**Task prompt**
Filter this data down to the lines that hold "heading", and copy them.

# Start of Provided data

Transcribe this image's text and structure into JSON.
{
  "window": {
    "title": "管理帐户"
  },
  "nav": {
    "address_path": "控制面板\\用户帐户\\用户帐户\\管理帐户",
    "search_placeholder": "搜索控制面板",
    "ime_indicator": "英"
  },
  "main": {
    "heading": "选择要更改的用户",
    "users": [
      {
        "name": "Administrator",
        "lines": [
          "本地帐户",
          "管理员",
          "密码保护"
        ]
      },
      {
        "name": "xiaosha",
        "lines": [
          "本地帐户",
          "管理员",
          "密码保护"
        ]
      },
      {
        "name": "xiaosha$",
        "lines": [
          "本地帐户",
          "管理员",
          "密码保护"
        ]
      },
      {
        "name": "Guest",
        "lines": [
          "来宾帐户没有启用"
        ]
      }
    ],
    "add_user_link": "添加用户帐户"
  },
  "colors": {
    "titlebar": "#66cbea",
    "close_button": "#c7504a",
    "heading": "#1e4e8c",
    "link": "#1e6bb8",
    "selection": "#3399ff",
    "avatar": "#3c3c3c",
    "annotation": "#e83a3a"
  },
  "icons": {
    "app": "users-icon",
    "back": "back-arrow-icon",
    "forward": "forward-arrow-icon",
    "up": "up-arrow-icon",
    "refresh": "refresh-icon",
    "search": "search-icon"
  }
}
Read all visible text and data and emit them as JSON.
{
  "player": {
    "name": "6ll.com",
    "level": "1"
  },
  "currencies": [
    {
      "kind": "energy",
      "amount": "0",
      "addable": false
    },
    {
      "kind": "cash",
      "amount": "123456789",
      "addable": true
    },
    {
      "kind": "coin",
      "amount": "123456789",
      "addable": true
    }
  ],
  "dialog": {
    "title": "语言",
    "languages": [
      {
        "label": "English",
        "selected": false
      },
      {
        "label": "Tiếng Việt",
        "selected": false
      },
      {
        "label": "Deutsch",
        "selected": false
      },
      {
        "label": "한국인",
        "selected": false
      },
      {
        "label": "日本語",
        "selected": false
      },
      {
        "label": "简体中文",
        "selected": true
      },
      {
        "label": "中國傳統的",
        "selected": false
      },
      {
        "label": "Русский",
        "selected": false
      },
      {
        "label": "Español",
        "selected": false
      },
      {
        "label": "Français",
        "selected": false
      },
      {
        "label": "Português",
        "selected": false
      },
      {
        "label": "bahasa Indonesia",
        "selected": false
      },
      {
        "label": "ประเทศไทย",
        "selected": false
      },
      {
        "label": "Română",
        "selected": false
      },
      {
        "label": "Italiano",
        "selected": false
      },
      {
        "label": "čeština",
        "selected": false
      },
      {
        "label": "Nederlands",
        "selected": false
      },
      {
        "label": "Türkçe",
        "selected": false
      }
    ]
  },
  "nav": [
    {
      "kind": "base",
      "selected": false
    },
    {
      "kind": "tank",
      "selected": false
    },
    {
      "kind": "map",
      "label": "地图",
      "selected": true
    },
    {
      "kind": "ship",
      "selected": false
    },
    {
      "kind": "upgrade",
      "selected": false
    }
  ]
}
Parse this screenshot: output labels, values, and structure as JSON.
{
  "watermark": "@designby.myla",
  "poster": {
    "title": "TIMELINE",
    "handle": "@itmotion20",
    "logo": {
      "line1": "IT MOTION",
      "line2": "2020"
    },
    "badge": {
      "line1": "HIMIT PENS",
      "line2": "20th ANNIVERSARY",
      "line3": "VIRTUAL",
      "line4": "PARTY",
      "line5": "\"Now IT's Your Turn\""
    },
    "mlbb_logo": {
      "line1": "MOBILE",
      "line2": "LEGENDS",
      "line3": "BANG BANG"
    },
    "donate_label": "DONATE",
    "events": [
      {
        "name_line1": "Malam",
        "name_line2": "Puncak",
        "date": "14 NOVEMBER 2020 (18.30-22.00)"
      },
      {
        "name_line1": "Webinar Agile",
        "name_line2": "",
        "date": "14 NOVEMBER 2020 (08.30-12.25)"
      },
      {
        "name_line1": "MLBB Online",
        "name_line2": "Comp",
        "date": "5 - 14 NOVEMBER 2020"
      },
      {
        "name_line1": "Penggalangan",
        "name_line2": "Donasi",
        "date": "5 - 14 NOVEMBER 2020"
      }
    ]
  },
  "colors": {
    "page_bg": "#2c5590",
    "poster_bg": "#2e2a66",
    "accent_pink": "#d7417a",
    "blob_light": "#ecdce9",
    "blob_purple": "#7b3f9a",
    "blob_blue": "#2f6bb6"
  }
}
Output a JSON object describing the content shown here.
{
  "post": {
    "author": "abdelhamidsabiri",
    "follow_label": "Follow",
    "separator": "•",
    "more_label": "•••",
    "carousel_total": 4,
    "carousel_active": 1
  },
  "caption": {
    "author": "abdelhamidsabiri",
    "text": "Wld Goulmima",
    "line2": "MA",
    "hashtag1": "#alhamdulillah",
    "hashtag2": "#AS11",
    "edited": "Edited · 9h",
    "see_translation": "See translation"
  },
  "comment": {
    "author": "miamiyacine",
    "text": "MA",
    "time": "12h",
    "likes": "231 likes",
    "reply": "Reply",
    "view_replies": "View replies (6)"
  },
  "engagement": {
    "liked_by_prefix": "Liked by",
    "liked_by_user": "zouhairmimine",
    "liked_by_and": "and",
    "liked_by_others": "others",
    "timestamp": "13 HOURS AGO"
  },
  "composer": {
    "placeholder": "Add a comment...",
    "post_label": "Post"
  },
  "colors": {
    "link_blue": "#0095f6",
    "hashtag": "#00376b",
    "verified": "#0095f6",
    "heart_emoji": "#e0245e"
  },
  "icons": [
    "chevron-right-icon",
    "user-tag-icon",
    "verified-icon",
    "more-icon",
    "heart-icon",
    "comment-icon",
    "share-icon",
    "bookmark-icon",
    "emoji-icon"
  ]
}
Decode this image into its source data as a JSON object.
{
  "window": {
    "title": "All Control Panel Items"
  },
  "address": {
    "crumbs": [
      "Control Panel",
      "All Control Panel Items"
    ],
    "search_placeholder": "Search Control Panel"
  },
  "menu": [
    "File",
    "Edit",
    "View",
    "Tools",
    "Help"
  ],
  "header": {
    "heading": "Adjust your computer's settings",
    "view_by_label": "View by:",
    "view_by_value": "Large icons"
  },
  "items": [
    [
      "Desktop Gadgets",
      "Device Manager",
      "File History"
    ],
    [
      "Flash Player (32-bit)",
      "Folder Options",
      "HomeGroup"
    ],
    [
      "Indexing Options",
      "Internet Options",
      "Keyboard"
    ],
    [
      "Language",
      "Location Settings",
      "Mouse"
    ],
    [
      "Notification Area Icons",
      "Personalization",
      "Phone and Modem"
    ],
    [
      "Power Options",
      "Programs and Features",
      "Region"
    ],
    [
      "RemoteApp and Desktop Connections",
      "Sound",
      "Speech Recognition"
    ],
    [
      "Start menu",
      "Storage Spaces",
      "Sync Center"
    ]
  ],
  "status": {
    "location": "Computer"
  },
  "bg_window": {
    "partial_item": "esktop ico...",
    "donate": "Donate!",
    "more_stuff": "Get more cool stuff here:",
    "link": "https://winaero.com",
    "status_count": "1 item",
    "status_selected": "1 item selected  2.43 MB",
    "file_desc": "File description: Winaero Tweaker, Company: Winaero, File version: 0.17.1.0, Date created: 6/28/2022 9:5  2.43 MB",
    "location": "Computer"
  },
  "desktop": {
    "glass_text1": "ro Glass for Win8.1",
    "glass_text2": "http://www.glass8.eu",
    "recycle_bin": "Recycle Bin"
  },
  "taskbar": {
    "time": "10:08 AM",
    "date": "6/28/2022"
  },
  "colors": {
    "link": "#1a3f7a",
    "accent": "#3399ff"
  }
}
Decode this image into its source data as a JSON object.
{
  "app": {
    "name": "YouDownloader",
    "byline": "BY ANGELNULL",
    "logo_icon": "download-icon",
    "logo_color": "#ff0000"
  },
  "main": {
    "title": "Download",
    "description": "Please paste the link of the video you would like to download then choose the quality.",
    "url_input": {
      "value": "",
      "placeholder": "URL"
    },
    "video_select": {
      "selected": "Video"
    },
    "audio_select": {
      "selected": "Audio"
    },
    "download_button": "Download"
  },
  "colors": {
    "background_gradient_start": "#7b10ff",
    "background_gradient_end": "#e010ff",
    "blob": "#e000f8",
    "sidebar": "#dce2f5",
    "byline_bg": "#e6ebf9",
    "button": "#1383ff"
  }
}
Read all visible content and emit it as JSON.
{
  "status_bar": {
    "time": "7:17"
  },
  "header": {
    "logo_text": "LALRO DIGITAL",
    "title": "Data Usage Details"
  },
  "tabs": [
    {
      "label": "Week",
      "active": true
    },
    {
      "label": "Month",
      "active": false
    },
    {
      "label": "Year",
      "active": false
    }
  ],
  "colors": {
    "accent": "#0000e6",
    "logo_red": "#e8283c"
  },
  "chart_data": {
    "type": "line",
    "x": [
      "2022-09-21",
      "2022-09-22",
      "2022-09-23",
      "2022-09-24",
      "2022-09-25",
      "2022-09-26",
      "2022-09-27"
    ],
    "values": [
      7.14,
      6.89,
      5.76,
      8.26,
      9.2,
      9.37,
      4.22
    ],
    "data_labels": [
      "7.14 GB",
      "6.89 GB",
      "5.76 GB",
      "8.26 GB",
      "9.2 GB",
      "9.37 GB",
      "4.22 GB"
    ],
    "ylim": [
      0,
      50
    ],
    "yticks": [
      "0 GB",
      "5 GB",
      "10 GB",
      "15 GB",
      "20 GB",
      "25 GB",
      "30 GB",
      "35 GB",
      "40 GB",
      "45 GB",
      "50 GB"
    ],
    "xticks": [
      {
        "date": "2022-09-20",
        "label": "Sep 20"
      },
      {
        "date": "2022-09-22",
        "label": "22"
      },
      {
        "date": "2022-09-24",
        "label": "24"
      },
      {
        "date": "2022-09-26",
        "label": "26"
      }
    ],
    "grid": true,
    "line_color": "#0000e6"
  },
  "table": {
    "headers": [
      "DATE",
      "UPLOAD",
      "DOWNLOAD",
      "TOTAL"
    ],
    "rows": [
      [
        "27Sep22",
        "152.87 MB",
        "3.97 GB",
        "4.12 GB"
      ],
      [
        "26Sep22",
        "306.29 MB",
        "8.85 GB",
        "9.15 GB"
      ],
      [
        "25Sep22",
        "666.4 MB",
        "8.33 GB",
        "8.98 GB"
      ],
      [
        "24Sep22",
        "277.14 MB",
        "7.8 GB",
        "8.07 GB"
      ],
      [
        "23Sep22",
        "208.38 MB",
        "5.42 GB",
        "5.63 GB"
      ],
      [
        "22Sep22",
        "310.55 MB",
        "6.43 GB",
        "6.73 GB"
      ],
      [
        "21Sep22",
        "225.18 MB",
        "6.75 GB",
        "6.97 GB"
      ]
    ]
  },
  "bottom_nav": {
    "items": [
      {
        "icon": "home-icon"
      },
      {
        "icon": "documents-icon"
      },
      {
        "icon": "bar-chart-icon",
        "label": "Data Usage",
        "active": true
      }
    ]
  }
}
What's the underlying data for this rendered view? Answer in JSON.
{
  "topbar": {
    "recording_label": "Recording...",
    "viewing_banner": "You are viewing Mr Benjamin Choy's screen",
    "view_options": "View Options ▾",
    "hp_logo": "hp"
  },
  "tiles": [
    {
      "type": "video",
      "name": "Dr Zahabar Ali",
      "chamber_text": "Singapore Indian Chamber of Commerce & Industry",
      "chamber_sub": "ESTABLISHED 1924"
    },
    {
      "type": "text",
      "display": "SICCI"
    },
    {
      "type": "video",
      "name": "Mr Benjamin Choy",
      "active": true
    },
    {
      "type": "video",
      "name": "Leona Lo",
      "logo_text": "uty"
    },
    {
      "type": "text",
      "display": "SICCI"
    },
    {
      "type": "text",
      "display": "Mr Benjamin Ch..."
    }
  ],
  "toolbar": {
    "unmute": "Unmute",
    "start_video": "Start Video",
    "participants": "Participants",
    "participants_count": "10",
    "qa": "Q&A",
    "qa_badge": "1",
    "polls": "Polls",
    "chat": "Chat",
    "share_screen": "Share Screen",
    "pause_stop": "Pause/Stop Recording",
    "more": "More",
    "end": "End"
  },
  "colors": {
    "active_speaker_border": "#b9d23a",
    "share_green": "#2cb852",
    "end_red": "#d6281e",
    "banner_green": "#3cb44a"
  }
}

# End of Provided data

**Task response**
    "heading": "选择要更改的用户",
    "heading": "#1e4e8c",
    "heading": "Adjust your computer's settings",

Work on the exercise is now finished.